Provided information:
== == ==
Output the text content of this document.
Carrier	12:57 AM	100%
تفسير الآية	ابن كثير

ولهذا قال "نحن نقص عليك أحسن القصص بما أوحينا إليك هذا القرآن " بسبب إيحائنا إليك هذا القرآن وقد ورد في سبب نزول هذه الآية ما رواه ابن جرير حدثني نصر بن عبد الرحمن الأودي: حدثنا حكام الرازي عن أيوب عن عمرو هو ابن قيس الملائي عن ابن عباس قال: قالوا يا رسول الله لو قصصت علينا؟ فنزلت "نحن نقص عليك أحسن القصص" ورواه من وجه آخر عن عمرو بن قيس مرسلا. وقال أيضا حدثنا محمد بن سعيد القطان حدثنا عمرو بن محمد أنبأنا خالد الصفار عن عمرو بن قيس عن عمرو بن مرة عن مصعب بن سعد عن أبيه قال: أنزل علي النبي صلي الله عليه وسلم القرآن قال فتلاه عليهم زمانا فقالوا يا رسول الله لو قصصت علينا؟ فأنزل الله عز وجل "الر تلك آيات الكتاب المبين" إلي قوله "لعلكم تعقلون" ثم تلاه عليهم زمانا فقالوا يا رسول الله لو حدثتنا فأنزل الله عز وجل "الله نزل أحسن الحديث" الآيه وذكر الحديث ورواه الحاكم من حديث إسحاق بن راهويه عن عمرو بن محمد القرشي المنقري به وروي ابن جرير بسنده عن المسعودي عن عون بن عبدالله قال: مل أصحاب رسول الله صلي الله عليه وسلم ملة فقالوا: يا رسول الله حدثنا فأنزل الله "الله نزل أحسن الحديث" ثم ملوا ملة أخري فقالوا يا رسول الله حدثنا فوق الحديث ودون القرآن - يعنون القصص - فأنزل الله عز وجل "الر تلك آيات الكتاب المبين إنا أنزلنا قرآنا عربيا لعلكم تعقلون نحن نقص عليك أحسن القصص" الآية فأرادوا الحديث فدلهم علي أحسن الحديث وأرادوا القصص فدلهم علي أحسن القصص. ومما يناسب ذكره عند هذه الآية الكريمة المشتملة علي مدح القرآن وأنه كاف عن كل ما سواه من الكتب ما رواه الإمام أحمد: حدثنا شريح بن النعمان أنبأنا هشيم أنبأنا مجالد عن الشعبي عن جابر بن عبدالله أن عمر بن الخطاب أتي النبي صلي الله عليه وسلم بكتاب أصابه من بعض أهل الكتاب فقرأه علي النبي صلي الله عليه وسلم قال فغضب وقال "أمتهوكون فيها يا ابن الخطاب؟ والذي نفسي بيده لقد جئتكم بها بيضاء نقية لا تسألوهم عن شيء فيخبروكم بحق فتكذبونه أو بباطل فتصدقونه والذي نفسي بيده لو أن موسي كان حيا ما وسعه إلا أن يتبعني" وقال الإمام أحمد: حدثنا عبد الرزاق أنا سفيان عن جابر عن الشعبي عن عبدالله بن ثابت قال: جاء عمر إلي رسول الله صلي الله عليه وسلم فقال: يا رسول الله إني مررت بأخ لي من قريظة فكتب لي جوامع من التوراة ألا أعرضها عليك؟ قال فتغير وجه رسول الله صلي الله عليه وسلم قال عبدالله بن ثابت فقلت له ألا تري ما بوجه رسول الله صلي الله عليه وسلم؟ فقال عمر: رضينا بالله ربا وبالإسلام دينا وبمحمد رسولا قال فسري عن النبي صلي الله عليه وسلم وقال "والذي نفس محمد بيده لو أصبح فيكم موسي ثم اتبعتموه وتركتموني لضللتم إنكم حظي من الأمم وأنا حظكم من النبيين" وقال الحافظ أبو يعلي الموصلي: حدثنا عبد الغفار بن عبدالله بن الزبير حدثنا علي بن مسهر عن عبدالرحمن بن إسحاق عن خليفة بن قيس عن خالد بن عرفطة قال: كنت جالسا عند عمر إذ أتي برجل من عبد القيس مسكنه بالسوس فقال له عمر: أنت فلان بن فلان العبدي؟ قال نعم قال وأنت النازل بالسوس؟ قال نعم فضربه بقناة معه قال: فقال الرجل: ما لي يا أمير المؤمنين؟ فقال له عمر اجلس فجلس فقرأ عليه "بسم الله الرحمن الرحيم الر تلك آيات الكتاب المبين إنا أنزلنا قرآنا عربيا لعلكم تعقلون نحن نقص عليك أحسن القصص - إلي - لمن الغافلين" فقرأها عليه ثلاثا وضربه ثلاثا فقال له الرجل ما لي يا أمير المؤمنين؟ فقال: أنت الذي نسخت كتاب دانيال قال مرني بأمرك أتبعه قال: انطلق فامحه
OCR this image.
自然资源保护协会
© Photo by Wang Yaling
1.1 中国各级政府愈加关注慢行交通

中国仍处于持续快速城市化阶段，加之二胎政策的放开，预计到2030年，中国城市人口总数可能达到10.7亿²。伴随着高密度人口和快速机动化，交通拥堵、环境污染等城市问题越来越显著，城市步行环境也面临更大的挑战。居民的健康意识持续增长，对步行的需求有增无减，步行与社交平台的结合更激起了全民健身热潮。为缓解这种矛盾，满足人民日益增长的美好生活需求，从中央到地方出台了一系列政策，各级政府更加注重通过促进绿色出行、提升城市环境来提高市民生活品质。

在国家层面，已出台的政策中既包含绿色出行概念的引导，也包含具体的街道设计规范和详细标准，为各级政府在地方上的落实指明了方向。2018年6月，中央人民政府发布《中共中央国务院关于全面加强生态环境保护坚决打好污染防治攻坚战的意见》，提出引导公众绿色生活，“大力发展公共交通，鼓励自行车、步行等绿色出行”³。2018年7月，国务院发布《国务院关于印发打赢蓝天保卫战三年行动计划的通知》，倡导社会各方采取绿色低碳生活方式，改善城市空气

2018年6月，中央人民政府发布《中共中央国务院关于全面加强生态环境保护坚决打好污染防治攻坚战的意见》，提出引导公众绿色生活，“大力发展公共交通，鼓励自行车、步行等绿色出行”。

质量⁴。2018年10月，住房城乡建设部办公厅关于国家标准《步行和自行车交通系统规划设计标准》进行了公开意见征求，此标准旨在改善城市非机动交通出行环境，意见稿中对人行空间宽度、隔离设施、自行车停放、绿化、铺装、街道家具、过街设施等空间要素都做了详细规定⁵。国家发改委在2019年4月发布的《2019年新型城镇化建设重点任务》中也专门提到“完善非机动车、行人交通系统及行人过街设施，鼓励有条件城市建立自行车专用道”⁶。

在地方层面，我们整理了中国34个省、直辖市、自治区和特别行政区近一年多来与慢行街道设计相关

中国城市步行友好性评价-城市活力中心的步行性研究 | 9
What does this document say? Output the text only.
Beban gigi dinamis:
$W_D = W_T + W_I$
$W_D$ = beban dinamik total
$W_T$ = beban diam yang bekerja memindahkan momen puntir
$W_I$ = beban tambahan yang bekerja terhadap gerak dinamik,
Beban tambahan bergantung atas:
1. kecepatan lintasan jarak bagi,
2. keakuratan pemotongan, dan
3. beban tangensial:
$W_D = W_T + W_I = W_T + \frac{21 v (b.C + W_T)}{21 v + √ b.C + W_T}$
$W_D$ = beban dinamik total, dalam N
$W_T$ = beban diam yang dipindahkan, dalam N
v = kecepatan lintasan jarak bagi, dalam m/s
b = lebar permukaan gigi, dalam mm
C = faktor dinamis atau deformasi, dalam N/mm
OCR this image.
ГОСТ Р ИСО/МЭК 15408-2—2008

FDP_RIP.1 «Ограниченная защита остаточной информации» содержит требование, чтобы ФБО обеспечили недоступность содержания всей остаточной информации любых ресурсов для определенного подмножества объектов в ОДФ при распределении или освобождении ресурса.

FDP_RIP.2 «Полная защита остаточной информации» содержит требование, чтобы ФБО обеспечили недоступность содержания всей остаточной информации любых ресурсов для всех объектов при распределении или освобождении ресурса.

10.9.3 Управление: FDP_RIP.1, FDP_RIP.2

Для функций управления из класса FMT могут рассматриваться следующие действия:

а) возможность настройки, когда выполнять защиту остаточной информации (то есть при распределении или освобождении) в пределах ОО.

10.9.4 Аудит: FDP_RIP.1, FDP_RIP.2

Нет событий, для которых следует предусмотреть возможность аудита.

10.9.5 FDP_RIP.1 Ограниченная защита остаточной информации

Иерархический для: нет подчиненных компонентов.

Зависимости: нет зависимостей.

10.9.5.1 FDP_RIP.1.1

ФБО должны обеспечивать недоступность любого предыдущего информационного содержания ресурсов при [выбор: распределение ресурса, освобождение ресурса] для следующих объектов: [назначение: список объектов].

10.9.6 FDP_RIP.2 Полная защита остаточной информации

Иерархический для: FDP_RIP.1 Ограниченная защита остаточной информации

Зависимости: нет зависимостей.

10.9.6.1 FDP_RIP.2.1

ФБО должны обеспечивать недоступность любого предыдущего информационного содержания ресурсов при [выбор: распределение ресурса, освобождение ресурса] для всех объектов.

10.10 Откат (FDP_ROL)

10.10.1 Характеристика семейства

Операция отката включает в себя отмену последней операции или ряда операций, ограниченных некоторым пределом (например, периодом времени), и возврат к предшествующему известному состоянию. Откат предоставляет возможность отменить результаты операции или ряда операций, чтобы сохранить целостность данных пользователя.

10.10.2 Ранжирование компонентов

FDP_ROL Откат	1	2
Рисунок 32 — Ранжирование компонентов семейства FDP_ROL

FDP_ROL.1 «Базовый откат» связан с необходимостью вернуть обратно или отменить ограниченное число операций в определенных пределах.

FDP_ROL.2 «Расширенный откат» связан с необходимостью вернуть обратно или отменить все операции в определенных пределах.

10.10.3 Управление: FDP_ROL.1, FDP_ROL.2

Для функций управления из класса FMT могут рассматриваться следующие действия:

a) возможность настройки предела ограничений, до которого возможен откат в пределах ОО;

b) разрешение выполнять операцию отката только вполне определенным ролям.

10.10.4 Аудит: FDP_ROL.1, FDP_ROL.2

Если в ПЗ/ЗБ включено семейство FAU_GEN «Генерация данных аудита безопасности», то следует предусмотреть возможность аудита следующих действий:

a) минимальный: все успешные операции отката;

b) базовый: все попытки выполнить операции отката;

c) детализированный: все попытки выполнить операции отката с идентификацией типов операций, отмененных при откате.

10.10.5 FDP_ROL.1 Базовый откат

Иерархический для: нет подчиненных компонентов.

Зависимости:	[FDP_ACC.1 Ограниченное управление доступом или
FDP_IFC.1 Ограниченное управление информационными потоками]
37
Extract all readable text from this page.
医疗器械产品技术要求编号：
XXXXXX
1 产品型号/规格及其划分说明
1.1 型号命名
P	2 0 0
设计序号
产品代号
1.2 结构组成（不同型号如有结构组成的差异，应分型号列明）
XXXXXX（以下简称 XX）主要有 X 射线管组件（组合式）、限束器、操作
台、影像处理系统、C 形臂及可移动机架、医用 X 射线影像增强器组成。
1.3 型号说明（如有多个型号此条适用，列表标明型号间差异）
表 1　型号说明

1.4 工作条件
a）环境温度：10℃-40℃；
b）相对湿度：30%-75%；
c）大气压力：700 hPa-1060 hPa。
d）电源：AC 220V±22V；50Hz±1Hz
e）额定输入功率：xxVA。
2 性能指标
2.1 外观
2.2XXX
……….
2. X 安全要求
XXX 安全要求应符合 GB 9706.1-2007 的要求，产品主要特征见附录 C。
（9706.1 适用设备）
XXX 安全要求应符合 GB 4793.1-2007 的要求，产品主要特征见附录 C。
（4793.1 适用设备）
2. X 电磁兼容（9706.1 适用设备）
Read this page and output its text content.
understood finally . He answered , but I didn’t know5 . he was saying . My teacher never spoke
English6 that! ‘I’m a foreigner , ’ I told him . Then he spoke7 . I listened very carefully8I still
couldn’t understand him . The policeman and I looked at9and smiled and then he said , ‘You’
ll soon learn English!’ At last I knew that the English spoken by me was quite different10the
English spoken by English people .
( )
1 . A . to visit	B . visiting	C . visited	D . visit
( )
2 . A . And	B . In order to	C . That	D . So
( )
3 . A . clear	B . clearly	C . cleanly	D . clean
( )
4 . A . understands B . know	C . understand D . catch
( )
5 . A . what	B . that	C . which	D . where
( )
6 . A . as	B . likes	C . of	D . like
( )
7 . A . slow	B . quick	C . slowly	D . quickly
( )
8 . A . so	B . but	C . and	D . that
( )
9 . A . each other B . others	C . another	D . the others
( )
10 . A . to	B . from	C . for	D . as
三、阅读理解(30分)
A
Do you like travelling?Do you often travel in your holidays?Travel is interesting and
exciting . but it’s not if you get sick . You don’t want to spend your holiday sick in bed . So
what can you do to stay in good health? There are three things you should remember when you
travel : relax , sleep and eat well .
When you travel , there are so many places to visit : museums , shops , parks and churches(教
== == ==
Directions for this task: Track down all lines above with the string "dinamik" and copy them.

Output:
$W_D$ = beban dinamik total
$W_I$ = beban tambahan yang bekerja terhadap gerak dinamik,
$W_D$ = beban dinamik total, dalam N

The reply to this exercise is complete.